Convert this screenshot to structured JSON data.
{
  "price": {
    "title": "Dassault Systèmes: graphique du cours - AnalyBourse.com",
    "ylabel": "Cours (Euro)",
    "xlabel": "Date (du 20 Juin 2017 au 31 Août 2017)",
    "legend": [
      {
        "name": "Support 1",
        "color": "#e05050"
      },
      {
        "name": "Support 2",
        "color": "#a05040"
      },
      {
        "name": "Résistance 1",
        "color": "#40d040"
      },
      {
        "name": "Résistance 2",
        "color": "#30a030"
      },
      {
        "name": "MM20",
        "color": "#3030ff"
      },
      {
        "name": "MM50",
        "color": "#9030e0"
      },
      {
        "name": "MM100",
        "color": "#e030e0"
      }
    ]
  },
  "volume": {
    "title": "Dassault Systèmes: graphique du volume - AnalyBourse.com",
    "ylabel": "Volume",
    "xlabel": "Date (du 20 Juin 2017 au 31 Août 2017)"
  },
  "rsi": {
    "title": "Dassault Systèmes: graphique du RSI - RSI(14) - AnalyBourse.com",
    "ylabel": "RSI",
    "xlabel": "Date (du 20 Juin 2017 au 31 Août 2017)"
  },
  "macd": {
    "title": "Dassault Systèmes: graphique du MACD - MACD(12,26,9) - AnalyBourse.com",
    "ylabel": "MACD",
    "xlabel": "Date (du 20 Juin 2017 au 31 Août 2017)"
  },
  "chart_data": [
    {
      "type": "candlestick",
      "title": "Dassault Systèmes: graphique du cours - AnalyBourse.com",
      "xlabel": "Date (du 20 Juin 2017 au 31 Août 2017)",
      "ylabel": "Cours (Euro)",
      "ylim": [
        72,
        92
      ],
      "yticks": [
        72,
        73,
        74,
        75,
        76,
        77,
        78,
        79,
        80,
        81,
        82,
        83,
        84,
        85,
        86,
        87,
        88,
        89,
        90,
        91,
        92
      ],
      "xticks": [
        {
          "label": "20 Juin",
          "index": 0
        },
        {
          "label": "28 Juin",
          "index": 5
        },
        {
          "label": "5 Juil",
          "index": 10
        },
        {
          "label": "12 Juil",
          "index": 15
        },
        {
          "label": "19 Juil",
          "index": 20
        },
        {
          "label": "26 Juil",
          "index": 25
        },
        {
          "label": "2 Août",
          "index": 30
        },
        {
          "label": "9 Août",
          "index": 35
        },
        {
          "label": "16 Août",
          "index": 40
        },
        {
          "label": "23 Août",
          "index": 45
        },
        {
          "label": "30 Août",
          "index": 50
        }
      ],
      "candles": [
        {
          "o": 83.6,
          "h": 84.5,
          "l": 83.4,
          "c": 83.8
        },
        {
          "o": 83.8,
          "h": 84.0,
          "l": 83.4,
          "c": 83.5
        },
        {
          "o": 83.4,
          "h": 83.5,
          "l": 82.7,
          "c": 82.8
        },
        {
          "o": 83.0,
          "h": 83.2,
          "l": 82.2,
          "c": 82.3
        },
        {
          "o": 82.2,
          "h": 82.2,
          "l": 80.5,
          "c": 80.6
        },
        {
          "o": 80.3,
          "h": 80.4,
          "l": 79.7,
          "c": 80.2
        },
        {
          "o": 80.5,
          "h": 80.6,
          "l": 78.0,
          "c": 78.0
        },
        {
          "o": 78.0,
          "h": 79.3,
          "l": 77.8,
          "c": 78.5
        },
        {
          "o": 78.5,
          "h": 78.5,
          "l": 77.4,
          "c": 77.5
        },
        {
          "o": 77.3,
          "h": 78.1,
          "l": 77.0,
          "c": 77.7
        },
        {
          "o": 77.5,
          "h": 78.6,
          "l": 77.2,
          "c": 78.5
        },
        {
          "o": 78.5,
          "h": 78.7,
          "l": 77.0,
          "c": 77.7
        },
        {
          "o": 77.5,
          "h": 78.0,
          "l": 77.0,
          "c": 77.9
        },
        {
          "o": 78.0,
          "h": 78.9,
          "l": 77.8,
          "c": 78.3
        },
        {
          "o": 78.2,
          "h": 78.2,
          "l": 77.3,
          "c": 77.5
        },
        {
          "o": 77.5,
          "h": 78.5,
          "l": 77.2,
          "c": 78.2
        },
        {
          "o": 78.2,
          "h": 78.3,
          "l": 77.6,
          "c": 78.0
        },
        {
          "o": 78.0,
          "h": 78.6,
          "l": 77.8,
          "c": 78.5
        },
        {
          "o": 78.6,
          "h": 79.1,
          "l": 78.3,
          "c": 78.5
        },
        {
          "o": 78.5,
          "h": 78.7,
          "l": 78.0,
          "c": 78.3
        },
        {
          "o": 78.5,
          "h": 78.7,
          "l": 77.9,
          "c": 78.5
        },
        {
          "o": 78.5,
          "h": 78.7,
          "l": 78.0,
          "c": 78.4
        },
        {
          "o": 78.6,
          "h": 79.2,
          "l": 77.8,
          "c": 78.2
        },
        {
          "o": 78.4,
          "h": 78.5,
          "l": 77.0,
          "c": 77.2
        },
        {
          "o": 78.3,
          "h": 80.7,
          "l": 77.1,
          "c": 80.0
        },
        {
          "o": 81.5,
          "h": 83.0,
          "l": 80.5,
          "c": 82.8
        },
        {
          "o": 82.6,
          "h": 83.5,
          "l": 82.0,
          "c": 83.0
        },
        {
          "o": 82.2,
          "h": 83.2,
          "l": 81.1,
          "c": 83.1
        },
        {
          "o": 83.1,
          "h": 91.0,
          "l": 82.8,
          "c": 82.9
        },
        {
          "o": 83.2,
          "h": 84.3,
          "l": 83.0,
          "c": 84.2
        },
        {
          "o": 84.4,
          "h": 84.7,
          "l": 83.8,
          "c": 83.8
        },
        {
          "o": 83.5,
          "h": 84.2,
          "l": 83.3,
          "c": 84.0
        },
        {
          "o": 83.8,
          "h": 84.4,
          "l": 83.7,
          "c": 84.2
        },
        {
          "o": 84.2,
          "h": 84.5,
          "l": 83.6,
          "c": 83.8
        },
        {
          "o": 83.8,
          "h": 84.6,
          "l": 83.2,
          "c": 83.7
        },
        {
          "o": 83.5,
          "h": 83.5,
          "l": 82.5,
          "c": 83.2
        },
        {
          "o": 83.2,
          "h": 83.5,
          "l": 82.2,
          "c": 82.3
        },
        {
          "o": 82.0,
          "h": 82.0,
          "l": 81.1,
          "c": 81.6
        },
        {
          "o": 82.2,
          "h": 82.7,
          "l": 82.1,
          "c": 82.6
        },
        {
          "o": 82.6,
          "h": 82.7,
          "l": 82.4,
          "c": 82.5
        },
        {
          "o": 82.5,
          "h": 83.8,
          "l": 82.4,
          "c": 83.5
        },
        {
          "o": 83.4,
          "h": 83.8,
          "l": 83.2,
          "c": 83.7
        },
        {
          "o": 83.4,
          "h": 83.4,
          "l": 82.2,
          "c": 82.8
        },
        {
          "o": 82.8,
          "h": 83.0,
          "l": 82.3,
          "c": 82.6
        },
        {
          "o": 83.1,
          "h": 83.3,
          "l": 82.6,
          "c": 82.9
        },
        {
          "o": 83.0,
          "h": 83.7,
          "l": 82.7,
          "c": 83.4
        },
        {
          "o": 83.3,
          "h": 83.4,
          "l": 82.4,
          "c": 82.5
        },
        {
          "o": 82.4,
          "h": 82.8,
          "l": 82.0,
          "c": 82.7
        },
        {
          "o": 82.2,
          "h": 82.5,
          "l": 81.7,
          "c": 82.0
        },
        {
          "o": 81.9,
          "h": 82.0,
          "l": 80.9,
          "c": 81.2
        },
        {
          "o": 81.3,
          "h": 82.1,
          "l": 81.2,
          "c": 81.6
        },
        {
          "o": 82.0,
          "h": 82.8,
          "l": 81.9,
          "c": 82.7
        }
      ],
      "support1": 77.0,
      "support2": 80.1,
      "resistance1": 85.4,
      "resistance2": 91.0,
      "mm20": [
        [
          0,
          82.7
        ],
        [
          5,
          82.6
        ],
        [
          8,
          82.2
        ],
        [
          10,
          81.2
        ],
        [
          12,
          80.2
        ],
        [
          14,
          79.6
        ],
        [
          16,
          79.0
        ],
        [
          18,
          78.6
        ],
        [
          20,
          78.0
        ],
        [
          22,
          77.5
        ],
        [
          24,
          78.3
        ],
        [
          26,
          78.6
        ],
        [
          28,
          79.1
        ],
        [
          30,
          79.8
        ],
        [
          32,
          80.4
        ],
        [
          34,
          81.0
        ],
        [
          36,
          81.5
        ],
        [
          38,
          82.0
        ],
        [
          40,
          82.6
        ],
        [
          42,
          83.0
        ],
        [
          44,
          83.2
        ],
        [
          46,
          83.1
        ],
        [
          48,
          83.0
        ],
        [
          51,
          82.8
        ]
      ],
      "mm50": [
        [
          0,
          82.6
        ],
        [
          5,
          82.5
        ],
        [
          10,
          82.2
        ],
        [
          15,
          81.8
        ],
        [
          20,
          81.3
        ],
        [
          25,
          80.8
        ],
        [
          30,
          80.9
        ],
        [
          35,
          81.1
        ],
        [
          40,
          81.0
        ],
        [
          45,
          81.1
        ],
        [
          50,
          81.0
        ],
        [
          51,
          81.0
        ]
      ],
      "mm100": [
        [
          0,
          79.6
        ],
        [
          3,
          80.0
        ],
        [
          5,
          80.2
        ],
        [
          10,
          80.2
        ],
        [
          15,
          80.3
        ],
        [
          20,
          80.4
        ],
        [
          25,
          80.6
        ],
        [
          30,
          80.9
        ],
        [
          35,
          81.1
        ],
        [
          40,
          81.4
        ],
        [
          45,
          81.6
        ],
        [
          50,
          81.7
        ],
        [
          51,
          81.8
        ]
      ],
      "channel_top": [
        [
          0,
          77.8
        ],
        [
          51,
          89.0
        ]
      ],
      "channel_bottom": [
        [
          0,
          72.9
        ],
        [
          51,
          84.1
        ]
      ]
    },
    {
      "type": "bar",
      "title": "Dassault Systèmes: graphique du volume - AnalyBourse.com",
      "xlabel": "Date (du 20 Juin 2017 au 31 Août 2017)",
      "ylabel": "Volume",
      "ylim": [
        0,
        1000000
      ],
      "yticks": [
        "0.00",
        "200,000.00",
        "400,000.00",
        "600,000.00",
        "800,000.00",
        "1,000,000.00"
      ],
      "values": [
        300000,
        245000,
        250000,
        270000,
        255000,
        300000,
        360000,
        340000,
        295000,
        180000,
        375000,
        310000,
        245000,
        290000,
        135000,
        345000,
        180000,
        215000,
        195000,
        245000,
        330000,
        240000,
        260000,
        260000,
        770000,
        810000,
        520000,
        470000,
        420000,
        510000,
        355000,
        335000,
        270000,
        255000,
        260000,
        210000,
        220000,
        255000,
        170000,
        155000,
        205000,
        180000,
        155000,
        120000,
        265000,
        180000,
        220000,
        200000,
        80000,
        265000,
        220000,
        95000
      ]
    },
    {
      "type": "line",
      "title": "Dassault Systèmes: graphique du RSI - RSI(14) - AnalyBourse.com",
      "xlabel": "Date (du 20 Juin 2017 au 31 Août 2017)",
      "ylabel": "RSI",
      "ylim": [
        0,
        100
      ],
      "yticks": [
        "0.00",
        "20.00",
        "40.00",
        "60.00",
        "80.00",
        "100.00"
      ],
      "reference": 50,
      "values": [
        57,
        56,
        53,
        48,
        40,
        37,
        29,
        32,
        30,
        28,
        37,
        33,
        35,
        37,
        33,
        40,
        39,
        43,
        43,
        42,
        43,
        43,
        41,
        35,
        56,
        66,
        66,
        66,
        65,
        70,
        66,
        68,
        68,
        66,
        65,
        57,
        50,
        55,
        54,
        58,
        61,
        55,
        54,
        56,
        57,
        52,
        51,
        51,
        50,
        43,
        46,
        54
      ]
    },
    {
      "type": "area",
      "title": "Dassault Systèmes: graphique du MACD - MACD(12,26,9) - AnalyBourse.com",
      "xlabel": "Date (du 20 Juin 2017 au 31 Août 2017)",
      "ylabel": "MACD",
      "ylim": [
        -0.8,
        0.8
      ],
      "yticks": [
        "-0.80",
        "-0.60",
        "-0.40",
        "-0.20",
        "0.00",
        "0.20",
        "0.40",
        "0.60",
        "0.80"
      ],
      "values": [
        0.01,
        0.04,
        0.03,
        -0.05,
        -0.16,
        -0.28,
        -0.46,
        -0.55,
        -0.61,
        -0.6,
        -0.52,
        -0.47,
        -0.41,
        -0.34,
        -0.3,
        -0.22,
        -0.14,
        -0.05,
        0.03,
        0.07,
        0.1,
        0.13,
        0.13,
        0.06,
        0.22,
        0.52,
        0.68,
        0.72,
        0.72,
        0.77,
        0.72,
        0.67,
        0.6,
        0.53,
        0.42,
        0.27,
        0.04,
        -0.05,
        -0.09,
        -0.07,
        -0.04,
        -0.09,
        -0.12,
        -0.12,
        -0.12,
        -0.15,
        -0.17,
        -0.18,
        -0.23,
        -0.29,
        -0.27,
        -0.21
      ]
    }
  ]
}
|---|
STATED EXERCISE: Reproduce each line holding the word "color".

ANSWER TO THIS EXERCISE:
        "color": "#e05050"
        "color": "#a05040"
        "color": "#40d040"
        "color": "#30a030"
        "color": "#3030ff"
        "color": "#9030e0"
        "color": "#e030e0"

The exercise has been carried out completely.